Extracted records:
____

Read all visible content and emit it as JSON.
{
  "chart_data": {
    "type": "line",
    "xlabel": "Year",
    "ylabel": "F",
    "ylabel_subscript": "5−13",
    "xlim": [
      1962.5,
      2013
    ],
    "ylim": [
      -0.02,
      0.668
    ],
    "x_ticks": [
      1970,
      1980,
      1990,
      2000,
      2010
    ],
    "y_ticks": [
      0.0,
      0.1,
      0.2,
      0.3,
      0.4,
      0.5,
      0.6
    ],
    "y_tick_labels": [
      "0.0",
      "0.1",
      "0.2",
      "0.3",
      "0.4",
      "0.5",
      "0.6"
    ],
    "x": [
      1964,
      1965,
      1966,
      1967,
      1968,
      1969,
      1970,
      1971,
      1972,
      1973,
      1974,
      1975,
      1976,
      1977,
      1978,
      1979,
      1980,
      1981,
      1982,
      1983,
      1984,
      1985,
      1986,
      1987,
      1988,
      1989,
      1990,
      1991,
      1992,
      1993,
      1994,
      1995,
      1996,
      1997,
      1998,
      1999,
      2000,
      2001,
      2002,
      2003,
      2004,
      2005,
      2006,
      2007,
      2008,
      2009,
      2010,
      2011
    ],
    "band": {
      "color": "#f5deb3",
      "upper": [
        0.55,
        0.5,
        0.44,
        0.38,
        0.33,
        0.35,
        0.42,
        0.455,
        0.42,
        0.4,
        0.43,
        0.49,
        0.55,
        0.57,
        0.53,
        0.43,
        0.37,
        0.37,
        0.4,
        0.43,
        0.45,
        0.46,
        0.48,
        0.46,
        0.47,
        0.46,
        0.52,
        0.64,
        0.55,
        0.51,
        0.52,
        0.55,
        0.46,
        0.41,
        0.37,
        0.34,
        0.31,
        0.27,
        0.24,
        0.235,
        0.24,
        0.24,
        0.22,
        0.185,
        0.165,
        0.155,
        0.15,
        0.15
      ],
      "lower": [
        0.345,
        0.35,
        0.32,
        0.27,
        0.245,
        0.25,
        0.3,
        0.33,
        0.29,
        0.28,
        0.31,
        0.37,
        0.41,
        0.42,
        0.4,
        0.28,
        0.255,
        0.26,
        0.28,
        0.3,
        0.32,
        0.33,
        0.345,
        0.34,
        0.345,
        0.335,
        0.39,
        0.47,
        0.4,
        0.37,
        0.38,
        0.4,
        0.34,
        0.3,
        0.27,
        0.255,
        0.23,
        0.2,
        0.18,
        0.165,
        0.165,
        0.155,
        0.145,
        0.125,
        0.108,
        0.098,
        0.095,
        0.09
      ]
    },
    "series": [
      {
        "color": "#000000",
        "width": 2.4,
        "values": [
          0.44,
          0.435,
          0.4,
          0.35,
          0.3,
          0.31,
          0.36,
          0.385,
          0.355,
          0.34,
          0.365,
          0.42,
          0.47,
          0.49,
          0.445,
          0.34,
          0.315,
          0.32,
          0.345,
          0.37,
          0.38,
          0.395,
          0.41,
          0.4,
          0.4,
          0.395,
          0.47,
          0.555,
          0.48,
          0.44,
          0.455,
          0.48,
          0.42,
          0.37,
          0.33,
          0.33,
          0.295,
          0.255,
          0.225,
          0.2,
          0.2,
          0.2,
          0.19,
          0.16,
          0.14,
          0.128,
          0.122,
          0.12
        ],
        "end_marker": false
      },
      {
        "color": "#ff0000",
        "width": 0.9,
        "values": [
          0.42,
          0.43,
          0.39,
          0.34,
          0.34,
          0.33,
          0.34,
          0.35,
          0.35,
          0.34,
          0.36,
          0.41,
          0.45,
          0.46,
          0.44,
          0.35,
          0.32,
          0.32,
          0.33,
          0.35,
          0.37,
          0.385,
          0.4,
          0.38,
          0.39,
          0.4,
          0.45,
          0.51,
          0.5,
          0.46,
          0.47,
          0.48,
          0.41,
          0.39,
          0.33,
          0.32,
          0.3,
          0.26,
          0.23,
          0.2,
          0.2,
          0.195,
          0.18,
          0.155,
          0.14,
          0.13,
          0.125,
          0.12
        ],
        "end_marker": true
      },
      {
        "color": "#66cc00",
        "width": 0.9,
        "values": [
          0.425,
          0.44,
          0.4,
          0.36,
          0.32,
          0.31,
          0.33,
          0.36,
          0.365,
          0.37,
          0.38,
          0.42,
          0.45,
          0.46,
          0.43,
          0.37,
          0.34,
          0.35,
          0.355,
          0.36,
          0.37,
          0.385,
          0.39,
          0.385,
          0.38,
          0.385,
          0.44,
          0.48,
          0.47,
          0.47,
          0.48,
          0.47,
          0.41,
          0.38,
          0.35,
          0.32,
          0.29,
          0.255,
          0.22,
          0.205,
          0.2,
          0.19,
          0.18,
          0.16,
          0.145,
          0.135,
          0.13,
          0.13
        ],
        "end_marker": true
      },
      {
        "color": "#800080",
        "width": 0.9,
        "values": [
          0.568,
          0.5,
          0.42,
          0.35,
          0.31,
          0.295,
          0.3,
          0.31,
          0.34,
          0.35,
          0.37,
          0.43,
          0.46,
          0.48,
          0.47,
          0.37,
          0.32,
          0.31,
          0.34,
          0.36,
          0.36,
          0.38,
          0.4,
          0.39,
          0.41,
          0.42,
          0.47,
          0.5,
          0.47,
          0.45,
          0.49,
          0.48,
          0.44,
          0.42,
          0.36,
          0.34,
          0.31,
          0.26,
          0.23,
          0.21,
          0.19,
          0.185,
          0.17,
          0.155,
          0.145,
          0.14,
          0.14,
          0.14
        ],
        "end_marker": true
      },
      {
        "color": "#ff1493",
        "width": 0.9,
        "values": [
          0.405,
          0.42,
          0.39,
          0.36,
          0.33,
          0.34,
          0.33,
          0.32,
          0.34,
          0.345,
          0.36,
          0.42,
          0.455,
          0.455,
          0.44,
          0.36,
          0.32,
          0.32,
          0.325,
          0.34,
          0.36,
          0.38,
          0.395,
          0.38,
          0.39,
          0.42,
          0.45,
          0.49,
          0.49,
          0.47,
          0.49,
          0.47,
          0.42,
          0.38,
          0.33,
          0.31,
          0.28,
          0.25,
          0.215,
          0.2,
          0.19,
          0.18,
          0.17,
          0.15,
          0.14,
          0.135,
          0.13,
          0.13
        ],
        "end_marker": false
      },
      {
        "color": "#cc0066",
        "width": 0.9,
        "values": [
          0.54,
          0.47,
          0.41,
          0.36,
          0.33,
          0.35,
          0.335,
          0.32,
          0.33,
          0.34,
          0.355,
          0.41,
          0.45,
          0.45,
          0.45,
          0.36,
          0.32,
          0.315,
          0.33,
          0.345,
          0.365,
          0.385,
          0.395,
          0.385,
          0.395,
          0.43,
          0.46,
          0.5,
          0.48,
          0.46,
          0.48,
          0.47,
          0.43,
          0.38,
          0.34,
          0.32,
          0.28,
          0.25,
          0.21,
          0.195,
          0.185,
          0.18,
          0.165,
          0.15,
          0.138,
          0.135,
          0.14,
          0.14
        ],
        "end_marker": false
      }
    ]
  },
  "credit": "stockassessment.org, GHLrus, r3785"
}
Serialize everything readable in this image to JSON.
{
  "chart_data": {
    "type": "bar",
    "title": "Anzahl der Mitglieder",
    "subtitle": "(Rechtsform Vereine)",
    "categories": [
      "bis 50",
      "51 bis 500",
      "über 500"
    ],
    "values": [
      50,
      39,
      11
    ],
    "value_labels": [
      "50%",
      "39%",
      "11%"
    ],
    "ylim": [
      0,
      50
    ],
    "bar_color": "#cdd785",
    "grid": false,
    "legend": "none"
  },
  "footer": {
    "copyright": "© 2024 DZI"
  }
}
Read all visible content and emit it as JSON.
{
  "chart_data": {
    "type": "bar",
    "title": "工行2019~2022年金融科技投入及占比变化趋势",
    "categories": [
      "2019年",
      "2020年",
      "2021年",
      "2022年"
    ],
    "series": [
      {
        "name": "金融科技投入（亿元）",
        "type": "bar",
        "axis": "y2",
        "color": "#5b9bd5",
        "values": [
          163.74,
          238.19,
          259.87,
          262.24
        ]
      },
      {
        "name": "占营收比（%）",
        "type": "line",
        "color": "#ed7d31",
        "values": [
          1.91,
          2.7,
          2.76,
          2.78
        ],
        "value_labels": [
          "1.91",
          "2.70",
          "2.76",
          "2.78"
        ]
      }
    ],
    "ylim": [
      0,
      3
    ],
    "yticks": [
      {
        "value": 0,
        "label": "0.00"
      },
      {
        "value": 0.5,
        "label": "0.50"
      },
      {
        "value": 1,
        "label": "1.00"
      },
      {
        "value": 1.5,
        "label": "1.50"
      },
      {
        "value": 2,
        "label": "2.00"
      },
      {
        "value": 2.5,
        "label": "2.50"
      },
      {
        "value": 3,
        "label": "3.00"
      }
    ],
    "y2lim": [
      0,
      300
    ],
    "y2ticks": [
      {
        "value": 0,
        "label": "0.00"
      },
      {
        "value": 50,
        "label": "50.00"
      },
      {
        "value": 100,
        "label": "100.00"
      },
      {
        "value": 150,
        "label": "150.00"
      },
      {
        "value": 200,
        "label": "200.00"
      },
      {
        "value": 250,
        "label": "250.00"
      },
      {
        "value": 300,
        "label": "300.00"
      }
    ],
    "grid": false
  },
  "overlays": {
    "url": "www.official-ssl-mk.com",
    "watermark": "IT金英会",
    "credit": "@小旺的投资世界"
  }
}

____

GIVEN TASK: Search the data for the string "credit". List each line that has it.

WORKED SOLUTION:
  "credit": "stockassessment.org, GHLrus, r3785"
    "credit": "@小旺的投资世界"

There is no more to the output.